### Source passage
********
It is interesting to note that the counties of Kildare and Meath have very similar population figures. In fact, in the 1971 census, there were more persons recorded as being resident in County Kildare than in County Meath. One could argue that if one or other of these was to be made a four-scater constituency, on the grounds of fairness and justice, it should be Kildare. But the Minister choose to cut down Kildare by putting one portion of it into County Dublin and another into Meath, and made the four-seater constituency in County Meath which has not as high a population as County Kildare. When one sees something like that one has to look behind it and one wonders: why did he do that? Then one suddenly realises that that is the Minister's own constituency——

Fire-proof.

Why not? Fire-proof himself and have it a four-seater.

I had a thousand votes to spare over the Fianna Fáil candidate so the Deputy should not be talking a lot of nonsense.

The Minister had but he will not have the next time.

(Interruptions.)

Order, please. On the amendment.

Fair game if he can get away with it but the Minister cannot blame us for highlighting that fact here; that he has fire-proofed himself in this revision of constituencies.

I would not blame the Deputy for anything he might say; he is completely irresponsible.

The House can decide whether or not I am responsible. The Minister will not put me off that easily. There were six seats to be distributed. According to what the Minister has done with the west and the population changes, there were six seats to be distributed; he put five of them into County Dublin and one into his own constituency of Meath. He should not expect us to sit down as meek little boys and accept that piece of gerrymandering without commenting on it here. We know the Minister has the votes and can marshal it through if he can make sure he will have enough here when the time comes to vote.

I had 11 the last time so I am quite sure I will have enough.
********
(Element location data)
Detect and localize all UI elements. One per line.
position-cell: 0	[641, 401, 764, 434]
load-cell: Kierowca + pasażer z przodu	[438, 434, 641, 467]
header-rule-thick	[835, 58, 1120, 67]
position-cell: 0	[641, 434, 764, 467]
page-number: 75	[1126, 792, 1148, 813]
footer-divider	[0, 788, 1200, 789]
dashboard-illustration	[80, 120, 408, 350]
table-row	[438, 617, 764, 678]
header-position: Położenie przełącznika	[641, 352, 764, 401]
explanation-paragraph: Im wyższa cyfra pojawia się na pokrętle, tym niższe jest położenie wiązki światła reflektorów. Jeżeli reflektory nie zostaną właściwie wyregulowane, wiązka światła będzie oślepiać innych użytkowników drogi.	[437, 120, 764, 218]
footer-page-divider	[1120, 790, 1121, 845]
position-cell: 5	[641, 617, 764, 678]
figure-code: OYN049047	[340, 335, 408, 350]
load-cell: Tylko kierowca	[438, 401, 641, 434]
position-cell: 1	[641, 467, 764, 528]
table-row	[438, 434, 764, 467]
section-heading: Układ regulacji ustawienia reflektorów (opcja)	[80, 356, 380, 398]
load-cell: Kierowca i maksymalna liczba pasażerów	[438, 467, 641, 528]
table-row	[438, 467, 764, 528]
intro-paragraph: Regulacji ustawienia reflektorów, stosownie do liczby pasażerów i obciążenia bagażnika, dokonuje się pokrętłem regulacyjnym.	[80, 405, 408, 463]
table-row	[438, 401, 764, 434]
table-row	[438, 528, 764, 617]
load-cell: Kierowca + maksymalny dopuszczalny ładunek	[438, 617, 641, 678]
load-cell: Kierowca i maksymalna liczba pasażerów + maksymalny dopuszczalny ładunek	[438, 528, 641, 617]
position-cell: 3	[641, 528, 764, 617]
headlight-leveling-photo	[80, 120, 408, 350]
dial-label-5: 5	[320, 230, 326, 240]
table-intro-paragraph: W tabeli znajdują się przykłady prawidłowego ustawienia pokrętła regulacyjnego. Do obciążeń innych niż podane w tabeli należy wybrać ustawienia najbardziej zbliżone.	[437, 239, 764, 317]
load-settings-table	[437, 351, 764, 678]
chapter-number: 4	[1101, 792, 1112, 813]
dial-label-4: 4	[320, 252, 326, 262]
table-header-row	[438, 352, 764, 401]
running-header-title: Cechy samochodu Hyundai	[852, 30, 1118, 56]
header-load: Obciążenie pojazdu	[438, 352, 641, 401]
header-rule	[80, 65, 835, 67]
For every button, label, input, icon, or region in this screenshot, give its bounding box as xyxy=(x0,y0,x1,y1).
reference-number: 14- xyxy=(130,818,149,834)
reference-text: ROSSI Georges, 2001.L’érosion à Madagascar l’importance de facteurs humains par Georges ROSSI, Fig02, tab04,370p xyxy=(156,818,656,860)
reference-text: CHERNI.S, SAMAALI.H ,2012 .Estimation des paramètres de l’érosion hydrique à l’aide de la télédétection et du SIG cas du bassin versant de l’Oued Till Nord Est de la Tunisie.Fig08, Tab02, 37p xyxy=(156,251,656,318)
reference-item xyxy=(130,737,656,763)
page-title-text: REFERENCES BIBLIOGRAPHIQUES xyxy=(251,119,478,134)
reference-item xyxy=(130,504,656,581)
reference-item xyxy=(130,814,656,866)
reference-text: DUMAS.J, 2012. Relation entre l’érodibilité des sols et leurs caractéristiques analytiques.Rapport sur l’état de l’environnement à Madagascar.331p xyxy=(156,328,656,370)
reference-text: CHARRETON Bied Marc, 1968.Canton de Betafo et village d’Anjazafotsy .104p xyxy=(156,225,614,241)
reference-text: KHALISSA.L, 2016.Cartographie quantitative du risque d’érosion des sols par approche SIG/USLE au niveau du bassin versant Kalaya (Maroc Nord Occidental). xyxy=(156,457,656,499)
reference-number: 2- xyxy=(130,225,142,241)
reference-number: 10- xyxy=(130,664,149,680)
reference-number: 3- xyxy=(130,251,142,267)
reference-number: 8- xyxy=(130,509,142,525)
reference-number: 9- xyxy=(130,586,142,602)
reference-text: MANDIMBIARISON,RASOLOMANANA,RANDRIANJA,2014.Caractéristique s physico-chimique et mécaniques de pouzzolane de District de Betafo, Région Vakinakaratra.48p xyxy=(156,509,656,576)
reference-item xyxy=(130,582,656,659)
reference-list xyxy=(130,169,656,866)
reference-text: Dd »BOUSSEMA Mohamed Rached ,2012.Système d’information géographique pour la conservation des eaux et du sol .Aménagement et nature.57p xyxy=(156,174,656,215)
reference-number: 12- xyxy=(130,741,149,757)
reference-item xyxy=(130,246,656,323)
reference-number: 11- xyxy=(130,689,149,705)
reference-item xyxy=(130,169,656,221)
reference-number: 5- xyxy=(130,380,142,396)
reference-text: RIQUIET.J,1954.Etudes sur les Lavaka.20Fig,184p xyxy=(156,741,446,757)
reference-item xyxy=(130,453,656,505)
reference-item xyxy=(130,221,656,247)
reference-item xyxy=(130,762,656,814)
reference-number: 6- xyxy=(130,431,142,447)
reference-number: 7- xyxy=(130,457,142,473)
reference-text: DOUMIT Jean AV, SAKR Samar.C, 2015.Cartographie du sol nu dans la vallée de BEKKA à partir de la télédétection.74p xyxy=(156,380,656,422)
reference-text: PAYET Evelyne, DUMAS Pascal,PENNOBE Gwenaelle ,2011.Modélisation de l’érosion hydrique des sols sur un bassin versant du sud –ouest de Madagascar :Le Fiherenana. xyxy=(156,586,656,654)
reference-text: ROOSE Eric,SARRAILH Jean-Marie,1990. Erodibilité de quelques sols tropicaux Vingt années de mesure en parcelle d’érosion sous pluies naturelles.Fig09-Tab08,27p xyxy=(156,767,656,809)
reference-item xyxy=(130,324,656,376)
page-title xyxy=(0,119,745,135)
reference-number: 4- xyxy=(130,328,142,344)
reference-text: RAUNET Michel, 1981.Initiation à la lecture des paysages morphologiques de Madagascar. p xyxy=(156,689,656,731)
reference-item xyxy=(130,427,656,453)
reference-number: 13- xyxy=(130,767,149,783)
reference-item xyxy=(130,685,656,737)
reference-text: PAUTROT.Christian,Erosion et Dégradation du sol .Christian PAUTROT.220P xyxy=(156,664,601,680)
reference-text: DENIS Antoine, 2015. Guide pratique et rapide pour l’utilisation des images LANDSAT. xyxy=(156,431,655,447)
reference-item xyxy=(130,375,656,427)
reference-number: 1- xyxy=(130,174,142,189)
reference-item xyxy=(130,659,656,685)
********
### Exercise requirements
Continue the parliamentary exchange on the Kildare and Meath constituency revision, starting after its final line.

### Expected answer
The word of the Minister's Whip can no longer be taken. We were told there would be different business here today; that it would be a matter of dealing with the Department of Health.

That is not relevant. The Deputy ought not indulge in irrelevancies.

Another faux pas on the part of the Coalition. This Bill was not supposed to be discussed until tomorrow.

The Deputy is paid for being here no matter what Bill is on.

We like to believe the words of Government representatives when we get them. We were informed——

I have already told the Deputy that that matter is irrelevant to the discussion.

——and the House knows that on the Health Estimate there would not have been any vote before 7.30 p.m. Certain members of our party had commitments, including our Leader and the Minister should not be so small as to cast against us that we did not have our full muster here this afternoon. We could not have.

(Interruptions.)

It was the Deputy's party who challenged the vote.

We knew we did not have our full muster here when we challenged it but we will not give the Minister any part of this Bill easily. He will have to fight it all the way.

Will the Deputy please come back to the amendment?

Notice taken that 20 Members were not present; House counted and 20 Members being present,

I was dealing with amendment No. 12 which comes under group A. I think I have shown to the House that the proposal in our amendment is a fair one and one which would be much more acceptable to the community at large than what the Minister is proposing. Our arguments are somewhat negatived by the Minister's and the Government's indication of the use of the guillotine which implies that none of these amendments will be considered seriously. We can only act as any democratic Opposition can, make our case and explain why we are proposing certain changes. We can continue to debate this Bill in the fashion that is normally acceptable in any democratic parliament building in the world.

The Minister has made this debate exceptional by hanging over it this threat of no consideration being given to amendments and threatening to close the debate with one fell swoop whenever he so wishes. We will ignore that threat and continue to make our contributions in an orderly fashion despite no contribution from the Government benches and no justification from them for any of the provisions in the Bill.

The last amendment in this group is amendment No. 20, which proposes certain changes in page 11 of the Bill. The amendment states:

In page 11, in the second column of the entry relating to the constituency of Wicklow to delete all words after "except" and substitute the following:

"the part thereof which is comprised in the constituency of Carlow-Kilkenny".

The Minister proposes that Wicklow be a three-seat constituency, and that it should comprise:

The administrative county of Wicklow, except the parts thereof which are comprised in the constituencies of Mid County Dublin and South County Dublin.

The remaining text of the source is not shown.